TASK INSTRUCTIONS:
Reproduce the listing below verbatim.

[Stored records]
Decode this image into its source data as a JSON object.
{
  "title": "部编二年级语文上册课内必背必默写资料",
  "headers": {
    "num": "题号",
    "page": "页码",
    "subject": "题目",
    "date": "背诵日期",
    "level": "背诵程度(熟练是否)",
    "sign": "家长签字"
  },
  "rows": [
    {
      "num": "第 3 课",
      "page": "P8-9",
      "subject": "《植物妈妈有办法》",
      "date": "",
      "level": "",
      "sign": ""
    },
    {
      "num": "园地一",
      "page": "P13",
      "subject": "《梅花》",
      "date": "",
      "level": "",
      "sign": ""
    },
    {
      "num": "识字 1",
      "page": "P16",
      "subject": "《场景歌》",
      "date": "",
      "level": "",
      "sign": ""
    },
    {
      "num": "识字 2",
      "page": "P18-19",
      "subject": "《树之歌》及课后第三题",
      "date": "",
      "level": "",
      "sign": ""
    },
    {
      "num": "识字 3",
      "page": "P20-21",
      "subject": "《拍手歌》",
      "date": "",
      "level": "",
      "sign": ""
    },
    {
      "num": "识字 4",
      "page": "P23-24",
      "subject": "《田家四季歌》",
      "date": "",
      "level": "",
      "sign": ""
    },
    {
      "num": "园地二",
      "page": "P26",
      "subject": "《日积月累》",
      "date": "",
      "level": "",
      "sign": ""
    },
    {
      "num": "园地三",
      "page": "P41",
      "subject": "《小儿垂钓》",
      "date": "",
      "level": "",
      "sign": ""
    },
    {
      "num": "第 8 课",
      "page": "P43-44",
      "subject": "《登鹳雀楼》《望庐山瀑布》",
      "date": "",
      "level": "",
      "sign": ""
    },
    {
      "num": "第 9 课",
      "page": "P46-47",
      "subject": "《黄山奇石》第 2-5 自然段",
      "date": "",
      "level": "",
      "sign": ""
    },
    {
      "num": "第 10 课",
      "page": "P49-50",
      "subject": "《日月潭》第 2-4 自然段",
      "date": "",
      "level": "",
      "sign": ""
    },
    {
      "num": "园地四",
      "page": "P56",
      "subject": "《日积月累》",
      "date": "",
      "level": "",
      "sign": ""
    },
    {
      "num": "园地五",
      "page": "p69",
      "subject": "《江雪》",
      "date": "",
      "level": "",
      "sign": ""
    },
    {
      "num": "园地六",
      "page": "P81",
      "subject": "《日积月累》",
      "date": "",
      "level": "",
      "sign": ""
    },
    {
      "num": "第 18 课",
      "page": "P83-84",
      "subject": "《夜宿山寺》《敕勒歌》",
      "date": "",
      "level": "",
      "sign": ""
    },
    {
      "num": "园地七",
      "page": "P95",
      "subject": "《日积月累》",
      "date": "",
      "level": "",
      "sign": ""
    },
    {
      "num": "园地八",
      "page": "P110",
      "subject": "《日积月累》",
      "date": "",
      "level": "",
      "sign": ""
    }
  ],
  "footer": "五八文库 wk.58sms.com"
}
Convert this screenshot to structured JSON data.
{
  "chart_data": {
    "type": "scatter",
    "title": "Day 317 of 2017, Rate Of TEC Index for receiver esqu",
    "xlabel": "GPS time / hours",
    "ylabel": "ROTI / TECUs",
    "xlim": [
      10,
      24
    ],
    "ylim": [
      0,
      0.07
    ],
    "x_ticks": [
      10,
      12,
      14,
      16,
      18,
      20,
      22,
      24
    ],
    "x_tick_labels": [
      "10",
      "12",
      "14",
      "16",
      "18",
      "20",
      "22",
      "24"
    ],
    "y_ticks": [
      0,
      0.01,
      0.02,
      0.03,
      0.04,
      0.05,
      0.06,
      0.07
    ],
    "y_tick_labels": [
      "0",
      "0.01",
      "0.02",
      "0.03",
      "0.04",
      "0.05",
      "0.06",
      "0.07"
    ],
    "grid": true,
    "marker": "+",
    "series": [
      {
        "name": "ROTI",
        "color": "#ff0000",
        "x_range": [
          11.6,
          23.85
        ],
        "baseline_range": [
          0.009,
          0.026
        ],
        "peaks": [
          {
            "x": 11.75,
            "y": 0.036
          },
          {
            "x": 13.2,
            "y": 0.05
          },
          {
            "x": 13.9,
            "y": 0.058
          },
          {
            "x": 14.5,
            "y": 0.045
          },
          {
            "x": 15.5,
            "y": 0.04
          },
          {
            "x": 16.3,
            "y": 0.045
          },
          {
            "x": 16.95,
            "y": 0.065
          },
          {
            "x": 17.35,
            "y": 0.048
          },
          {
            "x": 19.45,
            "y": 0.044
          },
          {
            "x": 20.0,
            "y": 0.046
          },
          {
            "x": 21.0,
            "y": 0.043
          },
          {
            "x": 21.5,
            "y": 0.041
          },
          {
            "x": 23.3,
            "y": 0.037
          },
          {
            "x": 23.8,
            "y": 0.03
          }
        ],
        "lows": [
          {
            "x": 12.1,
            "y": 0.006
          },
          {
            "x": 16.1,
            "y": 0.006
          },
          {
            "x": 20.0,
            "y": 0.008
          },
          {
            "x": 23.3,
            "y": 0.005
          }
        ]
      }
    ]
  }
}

FINISHED ANSWER:
Decode this image into its source data as a JSON object.
{
  "title": "部编二年级语文上册课内必背必默写资料",
  "headers": {
    "num": "题号",
    "page": "页码",
    "subject": "题目",
    "date": "背诵日期",
    "level": "背诵程度(熟练是否)",
    "sign": "家长签字"
  },
  "rows": [
    {
      "num": "第 3 课",
      "page": "P8-9",
      "subject": "《植物妈妈有办法》",
      "date": "",
      "level": "",
      "sign": ""
    },
    {
      "num": "园地一",
      "page": "P13",
      "subject": "《梅花》",
      "date": "",
      "level": "",
      "sign": ""
    },
    {
      "num": "识字 1",
      "page": "P16",
      "subject": "《场景歌》",
      "date": "",
      "level": "",
      "sign": ""
    },
    {
      "num": "识字 2",
      "page": "P18-19",
      "subject": "《树之歌》及课后第三题",
      "date": "",
      "level": "",
      "sign": ""
    },
    {
      "num": "识字 3",
      "page": "P20-21",
      "subject": "《拍手歌》",
      "date": "",
      "level": "",
      "sign": ""
    },
    {
      "num": "识字 4",
      "page": "P23-24",
      "subject": "《田家四季歌》",
      "date": "",
      "level": "",
      "sign": ""
    },
    {
      "num": "园地二",
      "page": "P26",
      "subject": "《日积月累》",
      "date": "",
      "level": "",
      "sign": ""
    },
    {
      "num": "园地三",
      "page": "P41",
      "subject": "《小儿垂钓》",
      "date": "",
      "level": "",
      "sign": ""
    },
    {
      "num": "第 8 课",
      "page": "P43-44",
      "subject": "《登鹳雀楼》《望庐山瀑布》",
      "date": "",
      "level": "",
      "sign": ""
    },
    {
      "num": "第 9 课",
      "page": "P46-47",
      "subject": "《黄山奇石》第 2-5 自然段",
      "date": "",
      "level": "",
      "sign": ""
    },
    {
      "num": "第 10 课",
      "page": "P49-50",
      "subject": "《日月潭》第 2-4 自然段",
      "date": "",
      "level": "",
      "sign": ""
    },
    {
      "num": "园地四",
      "page": "P56",
      "subject": "《日积月累》",
      "date": "",
      "level": "",
      "sign": ""
    },
    {
      "num": "园地五",
      "page": "p69",
      "subject": "《江雪》",
      "date": "",
      "level": "",
      "sign": ""
    },
    {
      "num": "园地六",
      "page": "P81",
      "subject": "《日积月累》",
      "date": "",
      "level": "",
      "sign": ""
    },
    {
      "num": "第 18 课",
      "page": "P83-84",
      "subject": "《夜宿山寺》《敕勒歌》",
      "date": "",
      "level": "",
      "sign": ""
    },
    {
      "num": "园地七",
      "page": "P95",
      "subject": "《日积月累》",
      "date": "",
      "level": "",
      "sign": ""
    },
    {
      "num": "园地八",
      "page": "P110",
      "subject": "《日积月累》",
      "date": "",
      "level": "",
      "sign": ""
    }
  ],
  "footer": "五八文库 wk.58sms.com"
}
Convert this screenshot to structured JSON data.
{
  "chart_data": {
    "type": "scatter",
    "title": "Day 317 of 2017, Rate Of TEC Index for receiver esqu",
    "xlabel": "GPS time / hours",
    "ylabel": "ROTI / TECUs",
    "xlim": [
      10,
      24
    ],
    "ylim": [
      0,
      0.07
    ],
    "x_ticks": [
      10,
      12,
      14,
      16,
      18,
      20,
      22,
      24
    ],
    "x_tick_labels": [
      "10",
      "12",
      "14",
      "16",
      "18",
      "20",
      "22",
      "24"
    ],
    "y_ticks": [
      0,
      0.01,
      0.02,
      0.03,
      0.04,
      0.05,
      0.06,
      0.07
    ],
    "y_tick_labels": [
      "0",
      "0.01",
      "0.02",
      "0.03",
      "0.04",
      "0.05",
      "0.06",
      "0.07"
    ],
    "grid": true,
    "marker": "+",
    "series": [
      {
        "name": "ROTI",
        "color": "#ff0000",
        "x_range": [
          11.6,
          23.85
        ],
        "baseline_range": [
          0.009,
          0.026
        ],
        "peaks": [
          {
            "x": 11.75,
            "y": 0.036
          },
          {
            "x": 13.2,
            "y": 0.05
          },
          {
            "x": 13.9,
            "y": 0.058
          },
          {
            "x": 14.5,
            "y": 0.045
          },
          {
            "x": 15.5,
            "y": 0.04
          },
          {
            "x": 16.3,
            "y": 0.045
          },
          {
            "x": 16.95,
            "y": 0.065
          },
          {
            "x": 17.35,
            "y": 0.048
          },
          {
            "x": 19.45,
            "y": 0.044
          },
          {
            "x": 20.0,
            "y": 0.046
          },
          {
            "x": 21.0,
            "y": 0.043
          },
          {
            "x": 21.5,
            "y": 0.041
          },
          {
            "x": 23.3,
            "y": 0.037
          },
          {
            "x": 23.8,
            "y": 0.03
          }
        ],
        "lows": [
          {
            "x": 12.1,
            "y": 0.006
          },
          {
            "x": 16.1,
            "y": 0.006
          },
          {
            "x": 20.0,
            "y": 0.008
          },
          {
            "x": 23.3,
            "y": 0.005
          }
        ]
      }
    ]
  }
}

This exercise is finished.